Environmental consciousness is ingrained in Black livelihood. Black people are among the world’s smallest contributors to ecological decline, yet Black communities endure disproportionate harm from the effects of climate change. Avoiding wastefulness, nurturing the land, and remaining cognizant of how actions in the present may impact the lives of future generations is central to Black culture. Afrofuturism is intrinsically devoted to raising mutual wellbeing—the innovative resourcefulness of repurposing household items, developing in concordance with the planet, taking no more than what’s needed from the Earth’s supply, and growing very little into enough to support the Black collective predates commercialized sustainability tactics. Black people on the African continent and across the diaspora are already saving the planet: This is an ancestral wisdom and way of life that affirms the natural coalescence of the Earth, humankind, and all living things. Eco-imperialism upends that symbiosis, obstructing the ability to flourish in ways that cannot be imagined beyond the foreseeable future and daunting climate change predictions.

 

The onus of restoration lies not on the Black and Brown masses but on those who profit from looting the Earth’s natural resources while ignoring the unavoidable consequences of their exploitative practices or plotting retreats to the inhospitable terrain of Mars. The same ecological drought that unjustly depletes the sacred aquatics of Lake Chad—and other water sources in numerous regions across the Caribbean, Latin America, South Asia, and some of the hottest places on Earth—is spreading, and the insatiable, delusional greed of capitalist imperialism has deemed terraforming the surface of an alien planet easier than preserving planet Earth, an atmosphere made specifically for human subsistence. In that scenario, Earth’s general populace would be further classed, condemned to a desolate planet as the elite continue their settlement, exorbitant with wealth made futile outside the capitalist matrix. These institutions and the people who rule them garner power through manufactured scarcity by deliberately gatekeeping resources, despite the fact that the universe has provided everything required for equal and equitable prosperity for all of humanity. If climate change solutions rely on ecofascism and the reformation of centuries-old self-destructive methods of white Western colonialism, the existing fate of climate change will remain unaltered. To halt environmental decline and construct an ecologically sound future, the fundamentally unsustainable schemes of capitalist-colonialism must be disengaged, its injustices repaired, and its systems made obsolete.

→ **Data provided**:
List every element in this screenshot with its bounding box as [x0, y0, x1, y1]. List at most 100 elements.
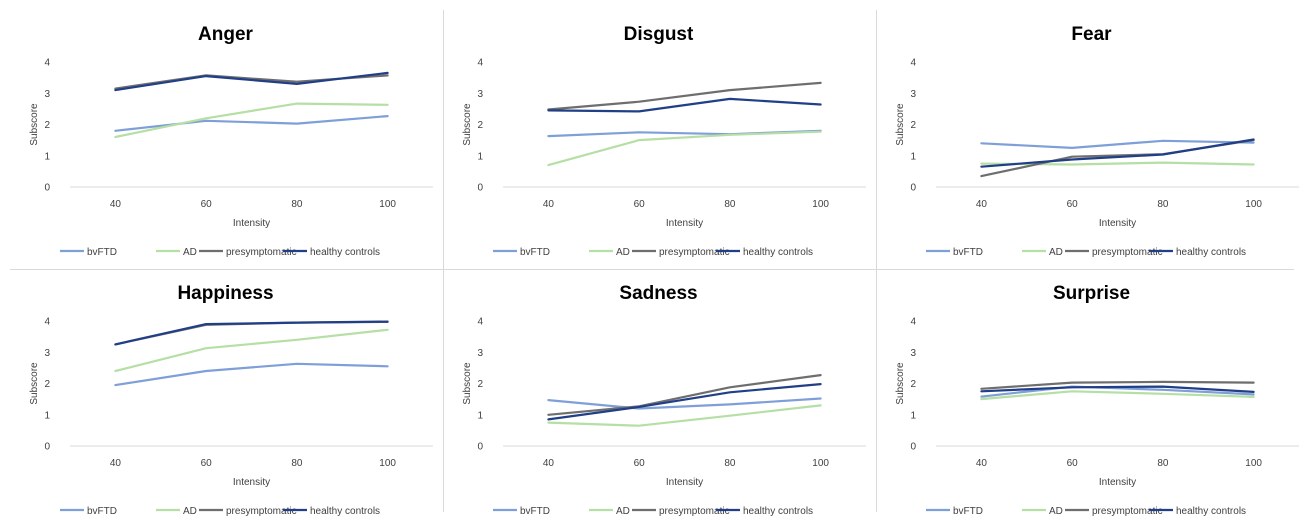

→ **Exercise requirements**:
• A. Say whether each statement agrees with the essay on Black environmental consciousness, answering yes or no and quoting the deciding words: (i) Black people are among the world's largest contributors to ecological decline; (ii) the onus of restoration lies on those who profit from looting the Earth's natural resources; (iii) Lake Chad is named as a water source being depleted.
• B. Please list every practice that the essay on Black environmental consciousness says predates commercialized sustainability tactics.
• C. Write a continuation of the essay on Black environmental consciousness, starting after its final sentence.
The lines play no part in what is asked here.

→ **Responses**:
• A.
(i) No: "Black people are among the world’s smallest contributors to ecological decline"
(ii) Yes: "The onus of restoration lies not on the Black and Brown masses but on those who profit from looting the Earth’s natural resources"
(iii) Yes: "The same ecological drought that unjustly depletes the sacred aquatics of Lake Chad"

• B.
- The innovative resourcefulness of repurposing household items
- Developing in concordance with the planet
- Taking no more than what's needed from the Earth's supply
- Growing very little into enough to support the Black collective

• C.
 

To create ecologically sound futures, the whole must return to the source by applying the enduring futurist customs found in Black and Brown indigeneity and environmentally durable technological enhancements. We must support regenerative metamorphosis by recharging and restocking regions in decline instead of displacing populations across shrinking masses of land toward a dead end. We must eliminate the principal culprits of global decay through political and socioeconomic change and unlock the possibility of the illimitable, anti-imperialist, liberating, altered destiny revolutionized in Sun Ra’s monologues: A world where Black people can “drink in the beauty” of the planet, working “on the other side of time” and the social constructs rooted in the subjugation of Black humanity and the Earth. “Another tomorrow, another kind of language, speaking things of nature, naturalness” where the existing world must end, to be reimagined in symphonic alignment with the infiniteness of the cosmos.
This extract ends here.